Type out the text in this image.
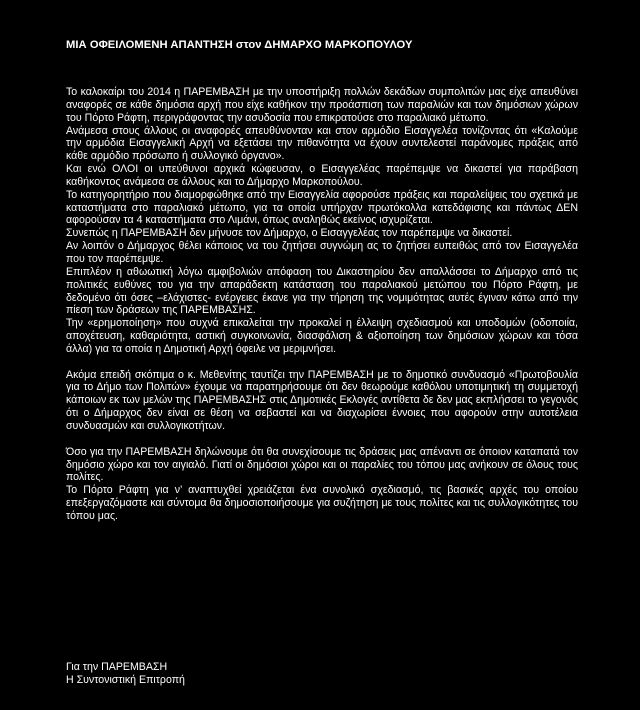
ΜΙΑ ΟΦΕΙΛΟΜΕΝΗ ΑΠΑΝΤΗΣΗ στον ΔΗΜΑΡΧΟ ΜΑΡΚΟΠΟΥΛΟΥ

Το καλοκαίρι του 2014 η ΠΑΡΕΜΒΑΣΗ με την υποστήριξη πολλών δεκάδων συμπολιτών μας είχε απευθύνει αναφορές σε κάθε δημόσια αρχή που είχε καθήκον την προάσπιση των παραλιών και των δημόσιων χώρων του Πόρτο Ράφτη, περιγράφοντας την ασυδοσία που επικρατούσε στο παραλιακό μέτωπο.

Ανάμεσα στους άλλους οι αναφορές απευθύνονταν και στον αρμόδιο Εισαγγελέα τονίζοντας ότι «Καλούμε την αρμόδια Εισαγγελική Αρχή να εξετάσει την πιθανότητα να έχουν συντελεστεί παράνομες πράξεις από κάθε αρμόδιο πρόσωπο ή συλλογικό όργανο».

Και ενώ ΟΛΟΙ οι υπεύθυνοι αρχικά κώφευσαν, ο Εισαγγελέας παρέπεμψε να δικαστεί για παράβαση καθήκοντος ανάμεσα σε άλλους και το Δήμαρχο Μαρκοπούλου.

Το κατηγορητήριο που διαμορφώθηκε από την Εισαγγελία αφορούσε πράξεις και παραλείψεις του σχετικά με καταστήματα στο παραλιακό μέτωπο, για τα οποία υπήρχαν πρωτόκολλα κατεδάφισης και πάντως ΔΕΝ αφορούσαν τα 4 καταστήματα στο Λιμάνι, όπως αναληθώς εκείνος ισχυρίζεται.

Συνεπώς η ΠΑΡΕΜΒΑΣΗ δεν μήνυσε τον Δήμαρχο, ο Εισαγγελέας τον παρέπεμψε να δικαστεί.

Αν λοιπόν ο Δήμαρχος θέλει κάποιος να του ζητήσει συγνώμη ας το ζητήσει ευπειθώς από τον Εισαγγελέα που τον παρέπεμψε.

Επιπλέον η αθωωτική λόγω αμφιβολιών απόφαση του Δικαστηρίου δεν απαλλάσσει το Δήμαρχο από τις πολιτικές ευθύνες του για την απαράδεκτη κατάσταση του παραλιακού μετώπου του Πόρτο Ράφτη, με δεδομένο ότι όσες –ελάχιστες- ενέργειες έκανε για την τήρηση της νομιμότητας αυτές έγιναν κάτω από την πίεση των δράσεων της ΠΑΡΕΜΒΑΣΗΣ.

Την «ερημοποίηση» που συχνά επικαλείται την προκαλεί η έλλειψη σχεδιασμού και υποδομών (οδοποιία, αποχέτευση, καθαριότητα, αστική συγκοινωνία, διασφάλιση & αξιοποίηση των δημόσιων χώρων και τόσα άλλα) για τα οποία η Δημοτική Αρχή όφειλε να μεριμνήσει.

Ακόμα επειδή σκόπιμα ο κ. Μεθενίτης ταυτίζει την ΠΑΡΕΜΒΑΣΗ με το δημοτικό συνδυασμό «Πρωτοβουλία για το Δήμο των Πολιτών» έχουμε να παρατηρήσουμε ότι δεν θεωρούμε καθόλου υποτιμητική τη συμμετοχή κάποιων εκ των μελών της ΠΑΡΕΜΒΑΣΗΣ στις Δημοτικές Εκλογές αντίθετα δε δεν μας εκπλήσσει το γεγονός ότι ο Δήμαρχος δεν είναι σε θέση να σεβαστεί και να διαχωρίσει έννοιες που αφορούν στην αυτοτέλεια συνδυασμών και συλλογικοτήτων.

Όσο για την ΠΑΡΕΜΒΑΣΗ δηλώνουμε ότι θα συνεχίσουμε τις δράσεις μας απέναντι σε όποιον καταπατά τον δημόσιο χώρο και τον αιγιαλό. Γιατί οι δημόσιοι χώροι και οι παραλίες του τόπου μας ανήκουν σε όλους τους πολίτες.

Το Πόρτο Ράφτη για ν’ αναπτυχθεί χρειάζεται ένα συνολικό σχεδιασμό, τις βασικές αρχές του οποίου επεξεργαζόμαστε και σύντομα θα δημοσιοποιήσουμε για συζήτηση με τους πολίτες και τις συλλογικότητες του τόπου μας.

Για την ΠΑΡΕΜΒΑΣΗ
Η Συντονιστική Επιτροπή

--

**Problem to solve**
Using the records above, output their complete text exactly, minus any images.

**The output**
Type out the text in this image.
ΜΙΑ ΟΦΕΙΛΟΜΕΝΗ ΑΠΑΝΤΗΣΗ στον ΔΗΜΑΡΧΟ ΜΑΡΚΟΠΟΥΛΟΥ

Το καλοκαίρι του 2014 η ΠΑΡΕΜΒΑΣΗ με την υποστήριξη πολλών δεκάδων συμπολιτών μας είχε απευθύνει αναφορές σε κάθε δημόσια αρχή που είχε καθήκον την προάσπιση των παραλιών και των δημόσιων χώρων του Πόρτο Ράφτη, περιγράφοντας την ασυδοσία που επικρατούσε στο παραλιακό μέτωπο.

Ανάμεσα στους άλλους οι αναφορές απευθύνονταν και στον αρμόδιο Εισαγγελέα τονίζοντας ότι «Καλούμε την αρμόδια Εισαγγελική Αρχή να εξετάσει την πιθανότητα να έχουν συντελεστεί παράνομες πράξεις από κάθε αρμόδιο πρόσωπο ή συλλογικό όργανο».

Και ενώ ΟΛΟΙ οι υπεύθυνοι αρχικά κώφευσαν, ο Εισαγγελέας παρέπεμψε να δικαστεί για παράβαση καθήκοντος ανάμεσα σε άλλους και το Δήμαρχο Μαρκοπούλου.

Το κατηγορητήριο που διαμορφώθηκε από την Εισαγγελία αφορούσε πράξεις και παραλείψεις του σχετικά με καταστήματα στο παραλιακό μέτωπο, για τα οποία υπήρχαν πρωτόκολλα κατεδάφισης και πάντως ΔΕΝ αφορούσαν τα 4 καταστήματα στο Λιμάνι, όπως αναληθώς εκείνος ισχυρίζεται.

Συνεπώς η ΠΑΡΕΜΒΑΣΗ δεν μήνυσε τον Δήμαρχο, ο Εισαγγελέας τον παρέπεμψε να δικαστεί.

Αν λοιπόν ο Δήμαρχος θέλει κάποιος να του ζητήσει συγνώμη ας το ζητήσει ευπειθώς από τον Εισαγγελέα που τον παρέπεμψε.

Επιπλέον η αθωωτική λόγω αμφιβολιών απόφαση του Δικαστηρίου δεν απαλλάσσει το Δήμαρχο από τις πολιτικές ευθύνες του για την απαράδεκτη κατάσταση του παραλιακού μετώπου του Πόρτο Ράφτη, με δεδομένο ότι όσες –ελάχιστες- ενέργειες έκανε για την τήρηση της νομιμότητας αυτές έγιναν κάτω από την πίεση των δράσεων της ΠΑΡΕΜΒΑΣΗΣ.

Την «ερημοποίηση» που συχνά επικαλείται την προκαλεί η έλλειψη σχεδιασμού και υποδομών (οδοποιία, αποχέτευση, καθαριότητα, αστική συγκοινωνία, διασφάλιση & αξιοποίηση των δημόσιων χώρων και τόσα άλλα) για τα οποία η Δημοτική Αρχή όφειλε να μεριμνήσει.

Ακόμα επειδή σκόπιμα ο κ. Μεθενίτης ταυτίζει την ΠΑΡΕΜΒΑΣΗ με το δημοτικό συνδυασμό «Πρωτοβουλία για το Δήμο των Πολιτών» έχουμε να παρατηρήσουμε ότι δεν θεωρούμε καθόλου υποτιμητική τη συμμετοχή κάποιων εκ των μελών της ΠΑΡΕΜΒΑΣΗΣ στις Δημοτικές Εκλογές αντίθετα δε δεν μας εκπλήσσει το γεγονός ότι ο Δήμαρχος δεν είναι σε θέση να σεβαστεί και να διαχωρίσει έννοιες που αφορούν στην αυτοτέλεια συνδυασμών και συλλογικοτήτων.

Όσο για την ΠΑΡΕΜΒΑΣΗ δηλώνουμε ότι θα συνεχίσουμε τις δράσεις μας απέναντι σε όποιον καταπατά τον δημόσιο χώρο και τον αιγιαλό. Γιατί οι δημόσιοι χώροι και οι παραλίες του τόπου μας ανήκουν σε όλους τους πολίτες.

Το Πόρτο Ράφτη για ν’ αναπτυχθεί χρειάζεται ένα συνολικό σχεδιασμό, τις βασικές αρχές του οποίου επεξεργαζόμαστε και σύντομα θα δημοσιοποιήσουμε για συζήτηση με τους πολίτες και τις συλλογικότητες του τόπου μας.

Για την ΠΑΡΕΜΒΑΣΗ
Η Συντονιστική Επιτροπή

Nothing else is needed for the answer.